** EXERCISE OBJECTIVE **
In the listing below, find every line containing "WITH" and copy it out.

** ROWS **

>>>>>

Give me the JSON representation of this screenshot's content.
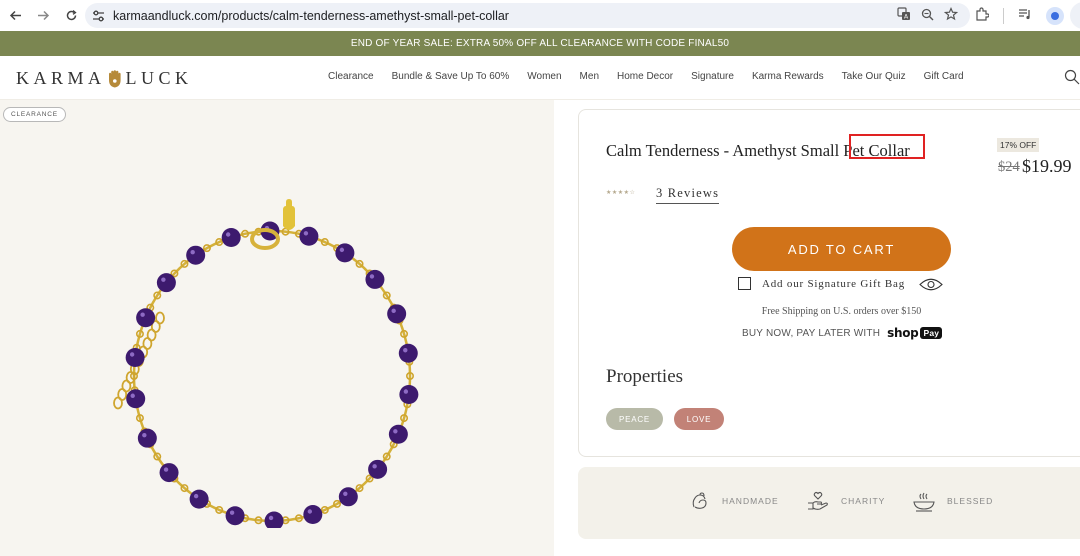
{
  "browser": {
    "url": "karmaandluck.com/products/calm-tenderness-amethyst-small-pet-collar",
    "icons": [
      "back-icon",
      "forward-icon",
      "reload-icon",
      "site-info-icon",
      "translate-icon",
      "zoom-icon",
      "bookmark-star-icon",
      "extensions-icon",
      "media-icon",
      "profile-icon"
    ]
  },
  "announcement": {
    "text": "END OF YEAR SALE: EXTRA 50% OFF ALL CLEARANCE WITH CODE FINAL50",
    "background": "#7b8651"
  },
  "header": {
    "logo_left": "KARMA",
    "logo_right": "LUCK",
    "nav": [
      "Clearance",
      "Bundle & Save Up To 60%",
      "Women",
      "Men",
      "Home Decor",
      "Signature",
      "Karma Rewards",
      "Take Our Quiz",
      "Gift Card"
    ]
  },
  "image_panel": {
    "badge": "CLEARANCE"
  },
  "product": {
    "title": "Calm Tenderness - Amethyst Small Pet Collar",
    "discount_badge": "17% OFF",
    "price_old": "$24",
    "price_new": "$19.99",
    "rating": 4,
    "reviews_label": "3 Reviews",
    "add_to_cart": "ADD TO CART",
    "gift_bag_label": "Add our Signature Gift Bag",
    "gift_bag_checked": false,
    "shipping_note": "Free Shipping on U.S. orders over $150",
    "pay_later": "BUY NOW, PAY LATER WITH",
    "shop_pay_logo": "shop",
    "shop_pay_badge": "Pay",
    "accent_color": "#d17319",
    "properties_title": "Properties",
    "properties": [
      "PEACE",
      "LOVE"
    ]
  },
  "values": [
    "HANDMADE",
    "CHARITY",
    "BLESSED"
  ]
}
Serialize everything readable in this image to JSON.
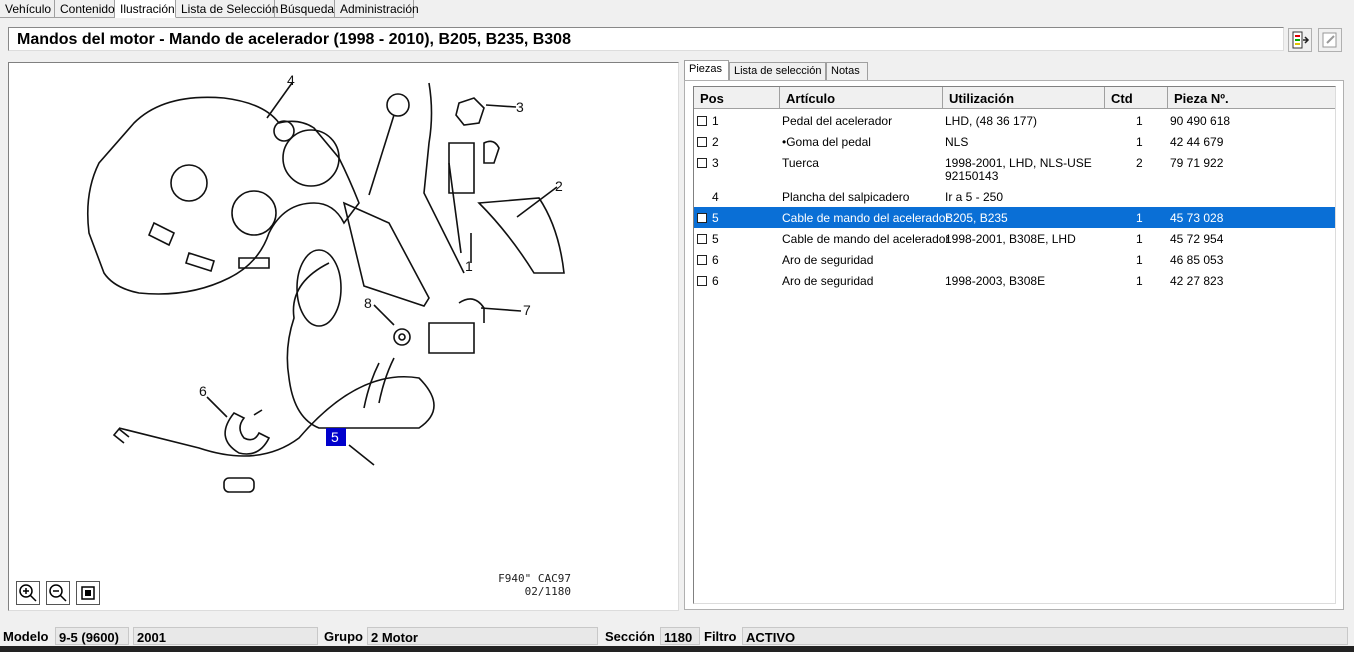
{
  "tabs": [
    "Vehículo",
    "Contenido",
    "Ilustración",
    "Lista de Selección",
    "Búsqueda",
    "Administración"
  ],
  "active_tab": "Ilustración",
  "title": "Mandos del motor - Mando de acelerador   (1998 - 2010), B205, B235, B308",
  "illustration": {
    "callouts": [
      "4",
      "3",
      "2",
      "1",
      "8",
      "7",
      "6",
      "5"
    ],
    "highlighted_callout": "5",
    "stamp_line1": "F940\" CAC97",
    "stamp_line2": "02/1180"
  },
  "right_tabs": [
    "Piezas",
    "Lista de selección",
    "Notas"
  ],
  "right_active_tab": "Piezas",
  "table": {
    "headers": [
      "Pos",
      "Artículo",
      "Utilización",
      "Ctd",
      "Pieza Nº."
    ],
    "rows": [
      {
        "check": true,
        "pos": "1",
        "articulo": "Pedal del acelerador",
        "uso": "LHD,  (48 36 177)",
        "uso2": "",
        "ctd": "1",
        "pieza": "90 490 618",
        "selected": false
      },
      {
        "check": true,
        "pos": "2",
        "articulo": "•Goma del pedal",
        "uso": "NLS",
        "uso2": "",
        "ctd": "1",
        "pieza": "42 44 679",
        "selected": false
      },
      {
        "check": true,
        "pos": "3",
        "articulo": "Tuerca",
        "uso": "1998-2001, LHD, NLS-USE",
        "uso2": "92150143",
        "ctd": "2",
        "pieza": "79 71 922",
        "selected": false
      },
      {
        "check": false,
        "pos": "4",
        "articulo": "Plancha del salpicadero",
        "uso": "Ir a 5 - 250",
        "uso2": "",
        "ctd": "",
        "pieza": "",
        "selected": false
      },
      {
        "check": true,
        "pos": "5",
        "articulo": "Cable de mando del acelerador",
        "uso": "B205, B235",
        "uso2": "",
        "ctd": "1",
        "pieza": "45 73 028",
        "selected": true
      },
      {
        "check": true,
        "pos": "5",
        "articulo": "Cable de mando del acelerador",
        "uso": "1998-2001, B308E, LHD",
        "uso2": "",
        "ctd": "1",
        "pieza": "45 72 954",
        "selected": false
      },
      {
        "check": true,
        "pos": "6",
        "articulo": "Aro de seguridad",
        "uso": "",
        "uso2": "",
        "ctd": "1",
        "pieza": "46 85 053",
        "selected": false
      },
      {
        "check": true,
        "pos": "6",
        "articulo": "Aro de seguridad",
        "uso": "1998-2003, B308E",
        "uso2": "",
        "ctd": "1",
        "pieza": "42 27 823",
        "selected": false
      }
    ]
  },
  "status": {
    "modelo_label": "Modelo",
    "modelo_value": "9-5 (9600)",
    "year_value": "2001",
    "grupo_label": "Grupo",
    "grupo_value": "2 Motor",
    "seccion_label": "Sección",
    "seccion_value": "1180",
    "filtro_label": "Filtro",
    "filtro_value": "ACTIVO"
  },
  "colors": {
    "selection": "#0a6fd6",
    "callout_highlight": "#0000cc"
  },
  "icons": [
    "exit-icon",
    "edit-icon",
    "zoom-in-icon",
    "zoom-out-icon",
    "zoom-fit-icon"
  ]
}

<<<<<

** OUTPUT OF THE TASK **
    "text": "END OF YEAR SALE: EXTRA 50% OFF ALL CLEARANCE WITH CODE FINAL50",
    "pay_later": "BUY NOW, PAY LATER WITH",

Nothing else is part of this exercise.